#### [RECORDS FOR PROCESSING]
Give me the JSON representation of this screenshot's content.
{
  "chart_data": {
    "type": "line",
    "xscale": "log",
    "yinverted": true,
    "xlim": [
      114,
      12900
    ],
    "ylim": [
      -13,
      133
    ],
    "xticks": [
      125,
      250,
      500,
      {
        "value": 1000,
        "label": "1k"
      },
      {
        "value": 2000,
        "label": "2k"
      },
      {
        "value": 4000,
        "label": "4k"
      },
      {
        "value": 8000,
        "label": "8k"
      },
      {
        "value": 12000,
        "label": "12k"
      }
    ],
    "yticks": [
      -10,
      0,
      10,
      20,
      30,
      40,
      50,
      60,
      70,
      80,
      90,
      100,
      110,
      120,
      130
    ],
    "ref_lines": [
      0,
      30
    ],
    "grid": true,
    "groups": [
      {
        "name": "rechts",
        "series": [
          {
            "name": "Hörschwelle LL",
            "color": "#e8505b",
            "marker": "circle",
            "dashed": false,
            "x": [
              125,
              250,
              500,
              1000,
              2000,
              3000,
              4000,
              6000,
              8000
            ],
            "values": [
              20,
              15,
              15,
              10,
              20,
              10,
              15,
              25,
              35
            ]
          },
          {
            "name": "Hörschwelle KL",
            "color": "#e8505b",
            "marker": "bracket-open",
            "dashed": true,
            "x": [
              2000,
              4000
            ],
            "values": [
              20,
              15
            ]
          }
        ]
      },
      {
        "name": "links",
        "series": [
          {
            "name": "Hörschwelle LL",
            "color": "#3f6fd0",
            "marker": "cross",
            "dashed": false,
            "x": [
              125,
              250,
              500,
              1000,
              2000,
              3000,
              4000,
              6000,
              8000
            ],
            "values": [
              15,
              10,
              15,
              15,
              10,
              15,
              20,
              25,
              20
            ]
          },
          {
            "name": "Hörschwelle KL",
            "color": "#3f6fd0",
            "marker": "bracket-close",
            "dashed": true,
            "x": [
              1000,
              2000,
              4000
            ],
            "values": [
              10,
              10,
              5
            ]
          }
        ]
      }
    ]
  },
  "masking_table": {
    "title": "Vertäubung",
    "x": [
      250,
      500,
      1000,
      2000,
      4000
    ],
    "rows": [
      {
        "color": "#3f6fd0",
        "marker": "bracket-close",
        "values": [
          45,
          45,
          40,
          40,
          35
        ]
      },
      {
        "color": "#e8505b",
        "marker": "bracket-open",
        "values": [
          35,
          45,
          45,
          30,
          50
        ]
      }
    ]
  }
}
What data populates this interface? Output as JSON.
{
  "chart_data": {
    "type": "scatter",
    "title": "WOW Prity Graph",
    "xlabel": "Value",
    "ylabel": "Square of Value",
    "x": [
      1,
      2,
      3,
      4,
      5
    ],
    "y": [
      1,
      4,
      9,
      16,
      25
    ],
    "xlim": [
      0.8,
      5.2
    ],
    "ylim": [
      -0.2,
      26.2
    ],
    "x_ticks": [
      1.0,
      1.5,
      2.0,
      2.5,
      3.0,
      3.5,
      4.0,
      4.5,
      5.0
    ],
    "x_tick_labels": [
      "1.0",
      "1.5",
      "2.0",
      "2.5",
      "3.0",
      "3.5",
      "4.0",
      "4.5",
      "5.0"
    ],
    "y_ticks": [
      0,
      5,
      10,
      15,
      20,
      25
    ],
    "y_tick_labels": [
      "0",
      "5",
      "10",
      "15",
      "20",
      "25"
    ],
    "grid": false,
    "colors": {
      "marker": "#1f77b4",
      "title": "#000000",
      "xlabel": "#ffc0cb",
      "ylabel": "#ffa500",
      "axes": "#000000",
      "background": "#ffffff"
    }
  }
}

* * *

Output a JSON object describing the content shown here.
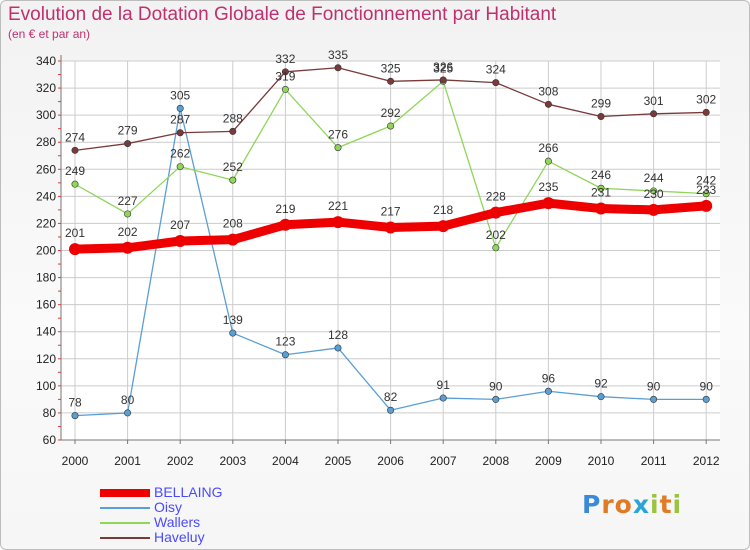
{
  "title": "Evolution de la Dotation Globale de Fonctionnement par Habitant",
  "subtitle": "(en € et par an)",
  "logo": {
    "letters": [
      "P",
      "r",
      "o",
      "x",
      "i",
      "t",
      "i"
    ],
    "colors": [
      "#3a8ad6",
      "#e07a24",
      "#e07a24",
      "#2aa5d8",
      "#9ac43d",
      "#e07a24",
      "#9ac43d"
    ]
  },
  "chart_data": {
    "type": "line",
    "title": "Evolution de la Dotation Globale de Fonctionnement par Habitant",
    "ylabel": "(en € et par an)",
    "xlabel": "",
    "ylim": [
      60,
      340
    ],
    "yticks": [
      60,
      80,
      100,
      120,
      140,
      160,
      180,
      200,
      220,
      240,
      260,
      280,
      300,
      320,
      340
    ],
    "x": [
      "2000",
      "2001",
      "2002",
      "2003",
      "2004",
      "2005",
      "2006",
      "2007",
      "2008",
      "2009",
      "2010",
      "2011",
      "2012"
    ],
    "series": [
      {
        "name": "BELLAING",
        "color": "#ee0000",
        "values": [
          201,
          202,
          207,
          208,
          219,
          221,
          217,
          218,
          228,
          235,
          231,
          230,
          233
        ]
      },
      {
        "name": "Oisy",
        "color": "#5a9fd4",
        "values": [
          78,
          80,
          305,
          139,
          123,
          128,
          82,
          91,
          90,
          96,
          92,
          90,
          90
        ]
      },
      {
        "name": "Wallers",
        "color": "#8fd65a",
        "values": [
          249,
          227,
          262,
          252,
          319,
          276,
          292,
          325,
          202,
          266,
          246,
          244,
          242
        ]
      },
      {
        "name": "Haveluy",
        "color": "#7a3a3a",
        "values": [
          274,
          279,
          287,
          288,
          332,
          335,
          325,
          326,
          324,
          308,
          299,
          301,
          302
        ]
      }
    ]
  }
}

#### [WHAT IS REQUIRED]
From the material above, copy each line that includes the word "Fonctionnement".

#### [WRITTEN RESPONSE]
  "title": "Evolution de la Dotation Globale de Fonctionnement par Habitant",
    "title": "Evolution de la Dotation Globale de Fonctionnement par Habitant",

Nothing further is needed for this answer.